Copy out the complete listing, word for word.
»»
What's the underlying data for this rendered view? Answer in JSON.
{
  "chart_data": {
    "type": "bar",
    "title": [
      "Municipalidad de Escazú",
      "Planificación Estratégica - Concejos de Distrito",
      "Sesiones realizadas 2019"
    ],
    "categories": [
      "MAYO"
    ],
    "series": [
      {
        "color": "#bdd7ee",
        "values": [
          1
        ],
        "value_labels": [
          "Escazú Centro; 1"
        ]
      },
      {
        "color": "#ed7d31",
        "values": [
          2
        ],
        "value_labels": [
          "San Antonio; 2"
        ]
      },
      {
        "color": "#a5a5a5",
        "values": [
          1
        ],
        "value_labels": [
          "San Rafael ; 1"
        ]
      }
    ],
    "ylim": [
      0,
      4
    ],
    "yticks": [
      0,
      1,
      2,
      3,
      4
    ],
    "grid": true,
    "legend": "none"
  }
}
««
**Written solution**
What's the underlying data for this rendered view? Answer in JSON.
{
  "chart_data": {
    "type": "bar",
    "title": [
      "Municipalidad de Escazú",
      "Planificación Estratégica - Concejos de Distrito",
      "Sesiones realizadas 2019"
    ],
    "categories": [
      "MAYO"
    ],
    "series": [
      {
        "color": "#bdd7ee",
        "values": [
          1
        ],
        "value_labels": [
          "Escazú Centro; 1"
        ]
      },
      {
        "color": "#ed7d31",
        "values": [
          2
        ],
        "value_labels": [
          "San Antonio; 2"
        ]
      },
      {
        "color": "#a5a5a5",
        "values": [
          1
        ],
        "value_labels": [
          "San Rafael ; 1"
        ]
      }
    ],
    "ylim": [
      0,
      4
    ],
    "yticks": [
      0,
      1,
      2,
      3,
      4
    ],
    "grid": true,
    "legend": "none"
  }
}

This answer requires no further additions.